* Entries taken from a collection
────────────────

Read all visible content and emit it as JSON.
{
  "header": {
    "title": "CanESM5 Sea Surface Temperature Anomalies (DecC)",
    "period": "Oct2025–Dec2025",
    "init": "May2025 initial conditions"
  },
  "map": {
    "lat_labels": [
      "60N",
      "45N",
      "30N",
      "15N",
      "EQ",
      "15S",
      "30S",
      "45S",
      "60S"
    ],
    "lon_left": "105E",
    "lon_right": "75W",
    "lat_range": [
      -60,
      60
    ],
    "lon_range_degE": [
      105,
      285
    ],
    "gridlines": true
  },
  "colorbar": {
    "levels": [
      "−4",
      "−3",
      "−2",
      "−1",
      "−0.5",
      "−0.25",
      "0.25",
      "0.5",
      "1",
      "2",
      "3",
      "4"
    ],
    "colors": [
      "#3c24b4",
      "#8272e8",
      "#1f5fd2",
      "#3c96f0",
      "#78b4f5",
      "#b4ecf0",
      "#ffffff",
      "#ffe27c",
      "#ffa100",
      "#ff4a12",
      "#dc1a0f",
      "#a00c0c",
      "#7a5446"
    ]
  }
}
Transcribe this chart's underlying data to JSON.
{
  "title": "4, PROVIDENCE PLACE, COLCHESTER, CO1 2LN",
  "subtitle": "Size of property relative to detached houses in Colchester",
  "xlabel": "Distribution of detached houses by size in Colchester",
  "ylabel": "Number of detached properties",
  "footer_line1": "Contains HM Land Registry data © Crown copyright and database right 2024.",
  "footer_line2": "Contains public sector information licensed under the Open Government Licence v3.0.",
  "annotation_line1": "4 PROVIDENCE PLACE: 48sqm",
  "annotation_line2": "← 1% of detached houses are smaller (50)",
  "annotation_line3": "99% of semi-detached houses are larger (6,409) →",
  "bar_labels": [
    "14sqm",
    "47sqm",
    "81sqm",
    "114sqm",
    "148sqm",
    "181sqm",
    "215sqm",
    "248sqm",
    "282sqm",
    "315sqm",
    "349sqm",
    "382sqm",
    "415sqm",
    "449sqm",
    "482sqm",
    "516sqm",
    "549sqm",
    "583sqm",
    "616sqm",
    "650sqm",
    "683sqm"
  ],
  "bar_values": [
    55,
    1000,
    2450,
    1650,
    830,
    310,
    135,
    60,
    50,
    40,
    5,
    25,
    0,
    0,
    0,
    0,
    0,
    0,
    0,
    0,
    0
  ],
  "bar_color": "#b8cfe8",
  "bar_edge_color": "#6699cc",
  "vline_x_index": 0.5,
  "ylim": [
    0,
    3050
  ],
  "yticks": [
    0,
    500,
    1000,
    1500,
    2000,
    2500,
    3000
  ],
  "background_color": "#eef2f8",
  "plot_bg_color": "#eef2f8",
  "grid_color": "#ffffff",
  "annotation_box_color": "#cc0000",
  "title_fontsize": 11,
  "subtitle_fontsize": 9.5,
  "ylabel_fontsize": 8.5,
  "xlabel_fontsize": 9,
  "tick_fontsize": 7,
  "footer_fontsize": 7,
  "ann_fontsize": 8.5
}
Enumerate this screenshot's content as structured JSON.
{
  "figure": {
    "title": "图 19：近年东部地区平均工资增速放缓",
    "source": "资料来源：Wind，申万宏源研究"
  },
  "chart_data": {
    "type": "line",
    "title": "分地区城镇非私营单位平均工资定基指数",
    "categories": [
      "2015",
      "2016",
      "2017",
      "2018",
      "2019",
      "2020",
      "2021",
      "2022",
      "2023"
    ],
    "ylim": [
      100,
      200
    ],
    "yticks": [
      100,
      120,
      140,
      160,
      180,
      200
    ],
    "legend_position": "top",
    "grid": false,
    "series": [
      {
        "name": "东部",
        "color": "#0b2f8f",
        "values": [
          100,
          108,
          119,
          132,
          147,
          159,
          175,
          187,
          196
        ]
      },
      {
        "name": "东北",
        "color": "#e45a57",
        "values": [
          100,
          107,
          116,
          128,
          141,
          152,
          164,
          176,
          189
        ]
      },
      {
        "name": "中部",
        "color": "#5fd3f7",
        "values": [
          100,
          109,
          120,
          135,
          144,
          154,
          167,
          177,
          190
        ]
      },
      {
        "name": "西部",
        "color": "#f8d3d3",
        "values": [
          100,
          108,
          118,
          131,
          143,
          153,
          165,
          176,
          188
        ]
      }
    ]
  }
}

────────────────

* Exercise requirements
Write out the records above again, keeping each one identical to the original.

* Task answer
Read all visible content and emit it as JSON.
{
  "header": {
    "title": "CanESM5 Sea Surface Temperature Anomalies (DecC)",
    "period": "Oct2025–Dec2025",
    "init": "May2025 initial conditions"
  },
  "map": {
    "lat_labels": [
      "60N",
      "45N",
      "30N",
      "15N",
      "EQ",
      "15S",
      "30S",
      "45S",
      "60S"
    ],
    "lon_left": "105E",
    "lon_right": "75W",
    "lat_range": [
      -60,
      60
    ],
    "lon_range_degE": [
      105,
      285
    ],
    "gridlines": true
  },
  "colorbar": {
    "levels": [
      "−4",
      "−3",
      "−2",
      "−1",
      "−0.5",
      "−0.25",
      "0.25",
      "0.5",
      "1",
      "2",
      "3",
      "4"
    ],
    "colors": [
      "#3c24b4",
      "#8272e8",
      "#1f5fd2",
      "#3c96f0",
      "#78b4f5",
      "#b4ecf0",
      "#ffffff",
      "#ffe27c",
      "#ffa100",
      "#ff4a12",
      "#dc1a0f",
      "#a00c0c",
      "#7a5446"
    ]
  }
}
Transcribe this chart's underlying data to JSON.
{
  "title": "4, PROVIDENCE PLACE, COLCHESTER, CO1 2LN",
  "subtitle": "Size of property relative to detached houses in Colchester",
  "xlabel": "Distribution of detached houses by size in Colchester",
  "ylabel": "Number of detached properties",
  "footer_line1": "Contains HM Land Registry data © Crown copyright and database right 2024.",
  "footer_line2": "Contains public sector information licensed under the Open Government Licence v3.0.",
  "annotation_line1": "4 PROVIDENCE PLACE: 48sqm",
  "annotation_line2": "← 1% of detached houses are smaller (50)",
  "annotation_line3": "99% of semi-detached houses are larger (6,409) →",
  "bar_labels": [
    "14sqm",
    "47sqm",
    "81sqm",
    "114sqm",
    "148sqm",
    "181sqm",
    "215sqm",
    "248sqm",
    "282sqm",
    "315sqm",
    "349sqm",
    "382sqm",
    "415sqm",
    "449sqm",
    "482sqm",
    "516sqm",
    "549sqm",
    "583sqm",
    "616sqm",
    "650sqm",
    "683sqm"
  ],
  "bar_values": [
    55,
    1000,
    2450,
    1650,
    830,
    310,
    135,
    60,
    50,
    40,
    5,
    25,
    0,
    0,
    0,
    0,
    0,
    0,
    0,
    0,
    0
  ],
  "bar_color": "#b8cfe8",
  "bar_edge_color": "#6699cc",
  "vline_x_index": 0.5,
  "ylim": [
    0,
    3050
  ],
  "yticks": [
    0,
    500,
    1000,
    1500,
    2000,
    2500,
    3000
  ],
  "background_color": "#eef2f8",
  "plot_bg_color": "#eef2f8",
  "grid_color": "#ffffff",
  "annotation_box_color": "#cc0000",
  "title_fontsize": 11,
  "subtitle_fontsize": 9.5,
  "ylabel_fontsize": 8.5,
  "xlabel_fontsize": 9,
  "tick_fontsize": 7,
  "footer_fontsize": 7,
  "ann_fontsize": 8.5
}
Enumerate this screenshot's content as structured JSON.
{
  "figure": {
    "title": "图 19：近年东部地区平均工资增速放缓",
    "source": "资料来源：Wind，申万宏源研究"
  },
  "chart_data": {
    "type": "line",
    "title": "分地区城镇非私营单位平均工资定基指数",
    "categories": [
      "2015",
      "2016",
      "2017",
      "2018",
      "2019",
      "2020",
      "2021",
      "2022",
      "2023"
    ],
    "ylim": [
      100,
      200
    ],
    "yticks": [
      100,
      120,
      140,
      160,
      180,
      200
    ],
    "legend_position": "top",
    "grid": false,
    "series": [
      {
        "name": "东部",
        "color": "#0b2f8f",
        "values": [
          100,
          108,
          119,
          132,
          147,
          159,
          175,
          187,
          196
        ]
      },
      {
        "name": "东北",
        "color": "#e45a57",
        "values": [
          100,
          107,
          116,
          128,
          141,
          152,
          164,
          176,
          189
        ]
      },
      {
        "name": "中部",
        "color": "#5fd3f7",
        "values": [
          100,
          109,
          120,
          135,
          144,
          154,
          167,
          177,
          190
        ]
      },
      {
        "name": "西部",
        "color": "#f8d3d3",
        "values": [
          100,
          108,
          118,
          131,
          143,
          153,
          165,
          176,
          188
        ]
      }
    ]
  }
}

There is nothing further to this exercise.